[start]
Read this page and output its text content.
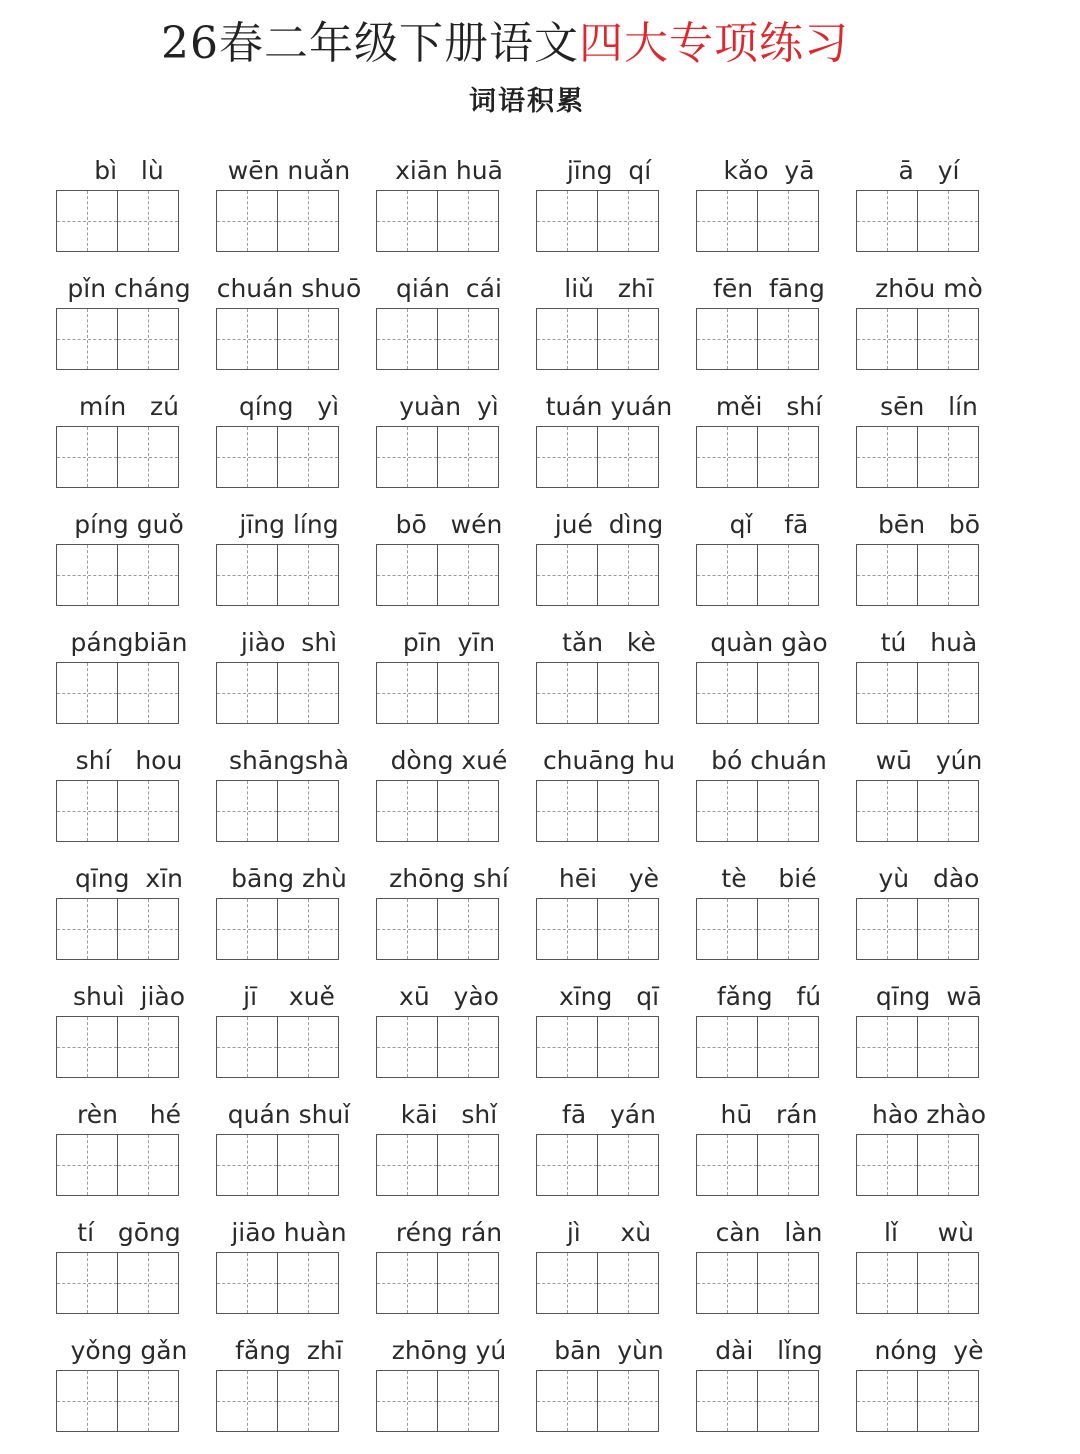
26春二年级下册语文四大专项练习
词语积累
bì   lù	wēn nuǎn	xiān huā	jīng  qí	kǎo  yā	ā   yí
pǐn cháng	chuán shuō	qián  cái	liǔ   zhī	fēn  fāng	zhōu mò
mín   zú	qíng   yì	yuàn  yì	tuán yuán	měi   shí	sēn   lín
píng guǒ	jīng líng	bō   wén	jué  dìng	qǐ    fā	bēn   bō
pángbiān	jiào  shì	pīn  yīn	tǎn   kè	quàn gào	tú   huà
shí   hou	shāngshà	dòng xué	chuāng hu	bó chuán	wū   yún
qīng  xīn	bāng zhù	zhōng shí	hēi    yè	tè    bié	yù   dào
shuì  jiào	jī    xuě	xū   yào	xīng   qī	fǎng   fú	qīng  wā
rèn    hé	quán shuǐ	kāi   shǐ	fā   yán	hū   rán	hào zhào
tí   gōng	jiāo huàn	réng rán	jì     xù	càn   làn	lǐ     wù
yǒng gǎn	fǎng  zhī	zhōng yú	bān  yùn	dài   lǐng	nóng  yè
[end]
WHAT NEEDS TO BE DONE —
The material above must be printed exactly, with its pictures left out.

RESULT OF THIS TASK —
Read this page and output its text content.
26春二年级下册语文四大专项练习
词语积累
bì   lù	wēn nuǎn	xiān huā	jīng  qí	kǎo  yā	ā   yí
pǐn cháng	chuán shuō	qián  cái	liǔ   zhī	fēn  fāng	zhōu mò
mín   zú	qíng   yì	yuàn  yì	tuán yuán	měi   shí	sēn   lín
píng guǒ	jīng líng	bō   wén	jué  dìng	qǐ    fā	bēn   bō
pángbiān	jiào  shì	pīn  yīn	tǎn   kè	quàn gào	tú   huà
shí   hou	shāngshà	dòng xué	chuāng hu	bó chuán	wū   yún
qīng  xīn	bāng zhù	zhōng shí	hēi    yè	tè    bié	yù   dào
shuì  jiào	jī    xuě	xū   yào	xīng   qī	fǎng   fú	qīng  wā
rèn    hé	quán shuǐ	kāi   shǐ	fā   yán	hū   rán	hào zhào
tí   gōng	jiāo huàn	réng rán	jì     xù	càn   làn	lǐ     wù
yǒng gǎn	fǎng  zhī	zhōng yú	bān  yùn	dài   lǐng	nóng  yè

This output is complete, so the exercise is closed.